Page:
────────────────────────────────────────
Balfour began jawing. Martinez jawed back. They exchanged at least 16 letters’ worth of four-letter words. Dugouts emptied. Angry hops behind phalanxes of teammates were hopped. Then Balfour got back to his job, got three quick outs, and sealed Oakland’s 6-3 victory.

Balfour is fiery. Also, Australian. He does a lot of spectacularly accented shouting on the mound, usually toward nobody in particular. It does, however, further his goal of being as intimidating as possible.

Martinez was having none of it. After fouling off a 1-2 pitch, he stared down the pitcher while adjusting his batting gloves. Upping the ante, Balfour impolitely told him to knock it off. Martinez responded in kind. According to videotape evidence, each thinks the other is a “bitch.” (Watch a bleeped version here.)
────────────────────────────────────────
Available data:
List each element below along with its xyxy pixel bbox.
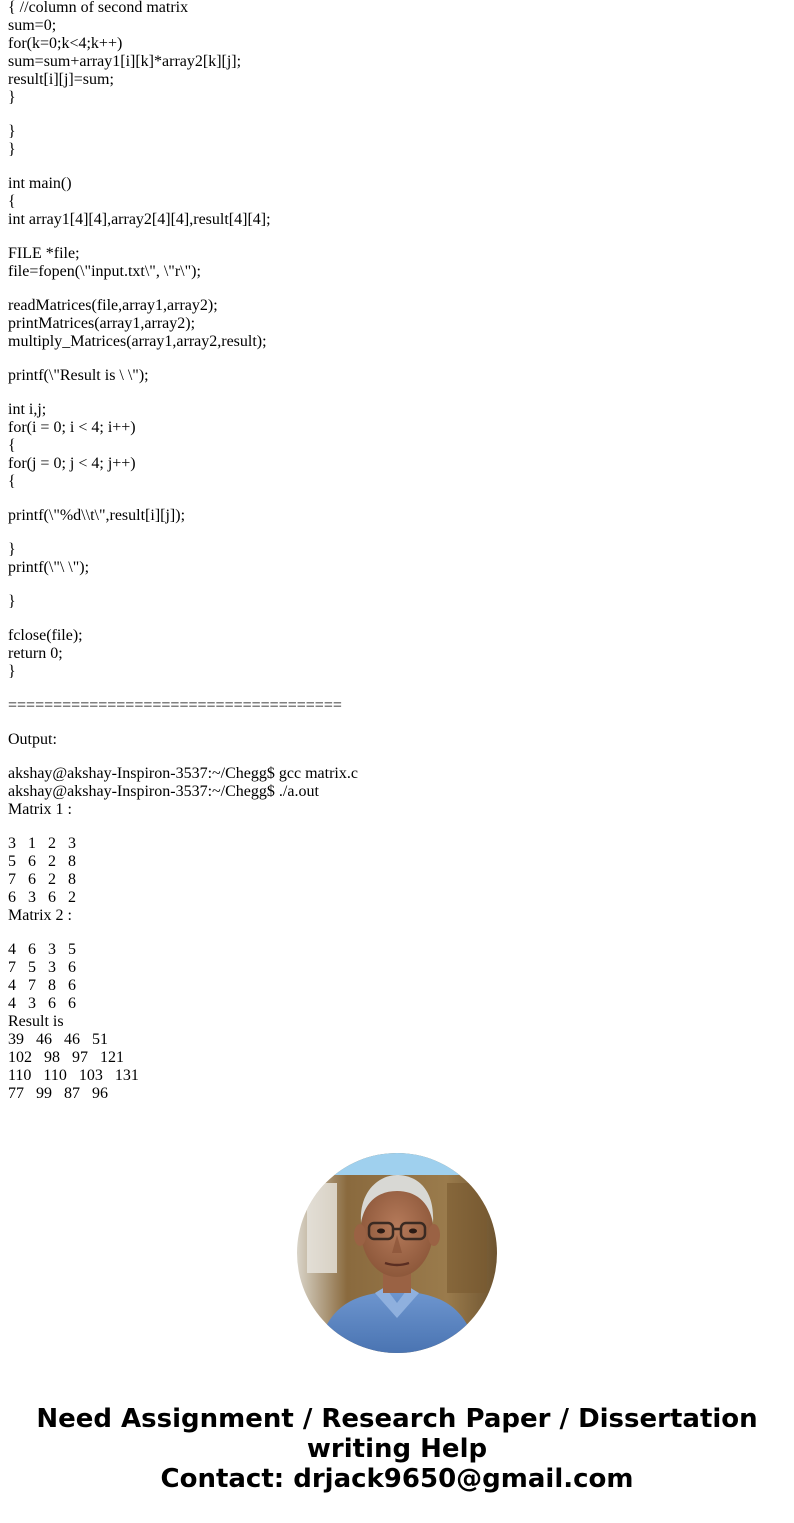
────────────────────────────────────────
Direction:
Answer these questions from the text about Balfour and Martinez.
1. By what score did Oakland win?
2. What nationality does the text give for Balfour?
3. What was the count on the pitch Martinez fouled off before staring down the pitcher?

Task solution:
1. 6-3
2. Australian
3. 1-2